### Challenge:
Copy all the entries below exactly, but not the pictures.

### The records:
-- BEGIN --

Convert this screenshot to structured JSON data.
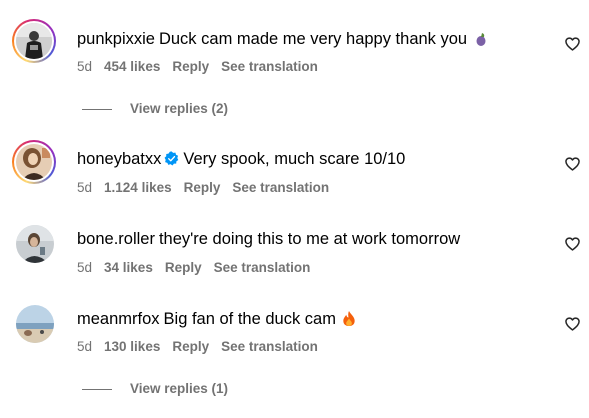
{
  "comments": [
    {
      "username": "punkpixxie",
      "text": "Duck cam made me very happy thank you",
      "emoji": "eggplant",
      "time": "5d",
      "likes": "454 likes",
      "reply": "Reply",
      "translate": "See translation",
      "view_replies": "View replies (2)",
      "verified": false
    },
    {
      "username": "honeybatxx",
      "text": "Very spook, much scare 10/10",
      "time": "5d",
      "likes": "1.124 likes",
      "reply": "Reply",
      "translate": "See translation",
      "verified": true
    },
    {
      "username": "bone.roller",
      "text": "they're doing this to me at work tomorrow",
      "time": "5d",
      "likes": "34 likes",
      "reply": "Reply",
      "translate": "See translation",
      "verified": false
    },
    {
      "username": "meanmrfox",
      "text": "Big fan of the duck cam",
      "emoji": "fire",
      "time": "5d",
      "likes": "130 likes",
      "reply": "Reply",
      "translate": "See translation",
      "view_replies": "View replies (1)",
      "verified": false
    }
  ],
  "colors": {
    "meta_text": "#737373",
    "verified_blue": "#0095f6"
  },
  "icons": {
    "like": "heart-outline-icon",
    "verified": "verified-badge-icon"
  }
}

-- END --

### Result of this task:
Convert this screenshot to structured JSON data.
{
  "comments": [
    {
      "username": "punkpixxie",
      "text": "Duck cam made me very happy thank you",
      "emoji": "eggplant",
      "time": "5d",
      "likes": "454 likes",
      "reply": "Reply",
      "translate": "See translation",
      "view_replies": "View replies (2)",
      "verified": false
    },
    {
      "username": "honeybatxx",
      "text": "Very spook, much scare 10/10",
      "time": "5d",
      "likes": "1.124 likes",
      "reply": "Reply",
      "translate": "See translation",
      "verified": true
    },
    {
      "username": "bone.roller",
      "text": "they're doing this to me at work tomorrow",
      "time": "5d",
      "likes": "34 likes",
      "reply": "Reply",
      "translate": "See translation",
      "verified": false
    },
    {
      "username": "meanmrfox",
      "text": "Big fan of the duck cam",
      "emoji": "fire",
      "time": "5d",
      "likes": "130 likes",
      "reply": "Reply",
      "translate": "See translation",
      "view_replies": "View replies (1)",
      "verified": false
    }
  ],
  "colors": {
    "meta_text": "#737373",
    "verified_blue": "#0095f6"
  },
  "icons": {
    "like": "heart-outline-icon",
    "verified": "verified-badge-icon"
  }
}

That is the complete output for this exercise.